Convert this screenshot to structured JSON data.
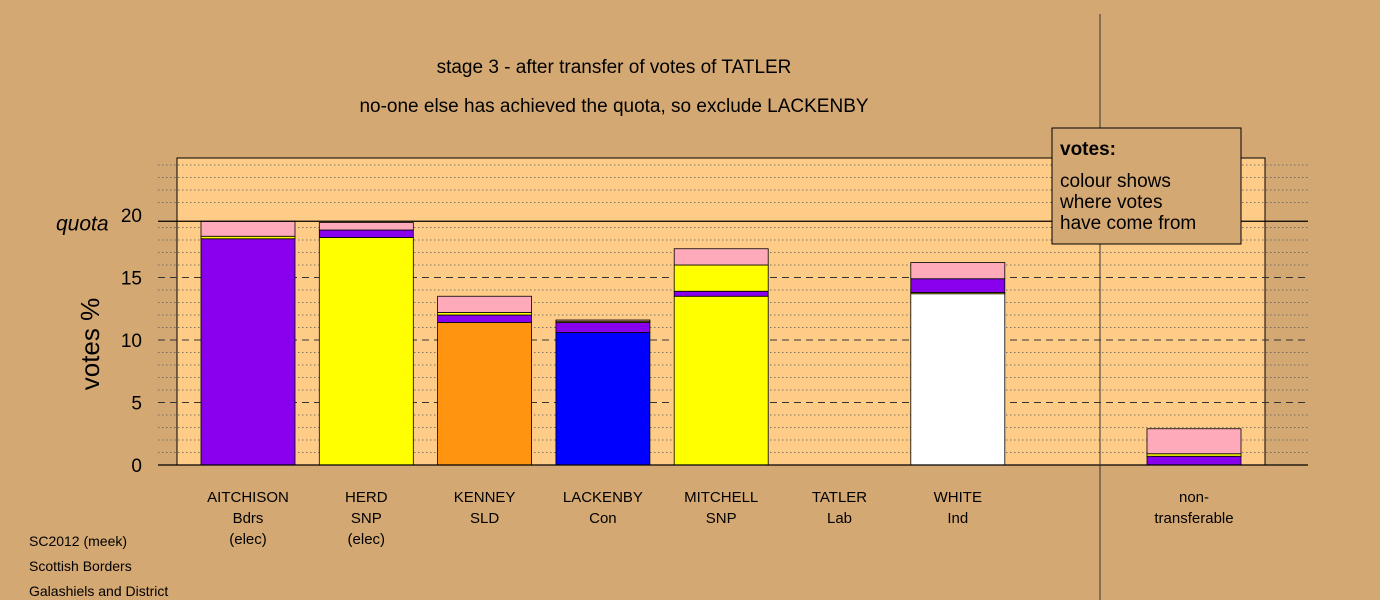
{
  "title_line1": "stage 3 - after transfer of votes of TATLER",
  "title_line2": "no-one else has achieved the quota, so exclude LACKENBY",
  "quota_label": "quota",
  "legend": {
    "heading": "votes:",
    "lines": [
      "colour shows",
      "where votes",
      "have come from"
    ]
  },
  "footer": [
    "SC2012 (meek)",
    "Scottish Borders",
    "Galashiels and District"
  ],
  "colors": {
    "background": "#d4a873",
    "plot_background": "#ffcc88",
    "Bdrs": "#8800ee",
    "SNP": "#ffff00",
    "SLD": "#ff9410",
    "Con": "#0000ff",
    "Ind": "#ffffff",
    "Lab": "#ffaabb"
  },
  "chart_data": {
    "type": "bar",
    "stacked": true,
    "ylabel": "votes %",
    "ylim": [
      0,
      24
    ],
    "yticks": [
      0,
      5,
      10,
      15,
      20
    ],
    "quota": 19.5,
    "grid": "minor dotted every 1, dashed at 5, 10, 15",
    "legend_position": "top-right",
    "candidates": [
      {
        "name": "AITCHISON",
        "party": "Bdrs",
        "status": "(elec)",
        "segments": [
          {
            "source": "Bdrs",
            "value": 18.1
          },
          {
            "source": "SNP",
            "value": 0.2
          },
          {
            "source": "Lab",
            "value": 1.2
          }
        ]
      },
      {
        "name": "HERD",
        "party": "SNP",
        "status": "(elec)",
        "segments": [
          {
            "source": "SNP",
            "value": 18.2
          },
          {
            "source": "Bdrs",
            "value": 0.6
          },
          {
            "source": "Lab",
            "value": 0.6
          }
        ]
      },
      {
        "name": "KENNEY",
        "party": "SLD",
        "status": "",
        "segments": [
          {
            "source": "SLD",
            "value": 11.4
          },
          {
            "source": "Bdrs",
            "value": 0.6
          },
          {
            "source": "SNP",
            "value": 0.2
          },
          {
            "source": "Lab",
            "value": 1.3
          }
        ]
      },
      {
        "name": "LACKENBY",
        "party": "Con",
        "status": "",
        "segments": [
          {
            "source": "Con",
            "value": 10.6
          },
          {
            "source": "Bdrs",
            "value": 0.8
          },
          {
            "source": "SNP",
            "value": 0.1
          },
          {
            "source": "Lab",
            "value": 0.1
          }
        ]
      },
      {
        "name": "MITCHELL",
        "party": "SNP",
        "status": "",
        "segments": [
          {
            "source": "SNP",
            "value": 13.5
          },
          {
            "source": "Bdrs",
            "value": 0.4
          },
          {
            "source": "SNP",
            "value": 2.1
          },
          {
            "source": "Lab",
            "value": 1.3
          }
        ]
      },
      {
        "name": "TATLER",
        "party": "Lab",
        "status": "",
        "segments": []
      },
      {
        "name": "WHITE",
        "party": "Ind",
        "status": "",
        "segments": [
          {
            "source": "Ind",
            "value": 13.7
          },
          {
            "source": "SNP",
            "value": 0.1
          },
          {
            "source": "Bdrs",
            "value": 1.1
          },
          {
            "source": "Lab",
            "value": 1.3
          }
        ]
      }
    ],
    "non_transferable": {
      "label_lines": [
        "non-",
        "transferable"
      ],
      "segments": [
        {
          "source": "Bdrs",
          "value": 0.7
        },
        {
          "source": "SNP",
          "value": 0.2
        },
        {
          "source": "Lab",
          "value": 2.0
        }
      ]
    }
  }
}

*-*-*

**What you need to do:** Print the complete listing exactly as it stands, without its pictures.

**Finished exercise:**
Convert this screenshot to structured JSON data.
{
  "title_line1": "stage 3 - after transfer of votes of TATLER",
  "title_line2": "no-one else has achieved the quota, so exclude LACKENBY",
  "quota_label": "quota",
  "legend": {
    "heading": "votes:",
    "lines": [
      "colour shows",
      "where votes",
      "have come from"
    ]
  },
  "footer": [
    "SC2012 (meek)",
    "Scottish Borders",
    "Galashiels and District"
  ],
  "colors": {
    "background": "#d4a873",
    "plot_background": "#ffcc88",
    "Bdrs": "#8800ee",
    "SNP": "#ffff00",
    "SLD": "#ff9410",
    "Con": "#0000ff",
    "Ind": "#ffffff",
    "Lab": "#ffaabb"
  },
  "chart_data": {
    "type": "bar",
    "stacked": true,
    "ylabel": "votes %",
    "ylim": [
      0,
      24
    ],
    "yticks": [
      0,
      5,
      10,
      15,
      20
    ],
    "quota": 19.5,
    "grid": "minor dotted every 1, dashed at 5, 10, 15",
    "legend_position": "top-right",
    "candidates": [
      {
        "name": "AITCHISON",
        "party": "Bdrs",
        "status": "(elec)",
        "segments": [
          {
            "source": "Bdrs",
            "value": 18.1
          },
          {
            "source": "SNP",
            "value": 0.2
          },
          {
            "source": "Lab",
            "value": 1.2
          }
        ]
      },
      {
        "name": "HERD",
        "party": "SNP",
        "status": "(elec)",
        "segments": [
          {
            "source": "SNP",
            "value": 18.2
          },
          {
            "source": "Bdrs",
            "value": 0.6
          },
          {
            "source": "Lab",
            "value": 0.6
          }
        ]
      },
      {
        "name": "KENNEY",
        "party": "SLD",
        "status": "",
        "segments": [
          {
            "source": "SLD",
            "value": 11.4
          },
          {
            "source": "Bdrs",
            "value": 0.6
          },
          {
            "source": "SNP",
            "value": 0.2
          },
          {
            "source": "Lab",
            "value": 1.3
          }
        ]
      },
      {
        "name": "LACKENBY",
        "party": "Con",
        "status": "",
        "segments": [
          {
            "source": "Con",
            "value": 10.6
          },
          {
            "source": "Bdrs",
            "value": 0.8
          },
          {
            "source": "SNP",
            "value": 0.1
          },
          {
            "source": "Lab",
            "value": 0.1
          }
        ]
      },
      {
        "name": "MITCHELL",
        "party": "SNP",
        "status": "",
        "segments": [
          {
            "source": "SNP",
            "value": 13.5
          },
          {
            "source": "Bdrs",
            "value": 0.4
          },
          {
            "source": "SNP",
            "value": 2.1
          },
          {
            "source": "Lab",
            "value": 1.3
          }
        ]
      },
      {
        "name": "TATLER",
        "party": "Lab",
        "status": "",
        "segments": []
      },
      {
        "name": "WHITE",
        "party": "Ind",
        "status": "",
        "segments": [
          {
            "source": "Ind",
            "value": 13.7
          },
          {
            "source": "SNP",
            "value": 0.1
          },
          {
            "source": "Bdrs",
            "value": 1.1
          },
          {
            "source": "Lab",
            "value": 1.3
          }
        ]
      }
    ],
    "non_transferable": {
      "label_lines": [
        "non-",
        "transferable"
      ],
      "segments": [
        {
          "source": "Bdrs",
          "value": 0.7
        },
        {
          "source": "SNP",
          "value": 0.2
        },
        {
          "source": "Lab",
          "value": 2.0
        }
      ]
    }
  }
}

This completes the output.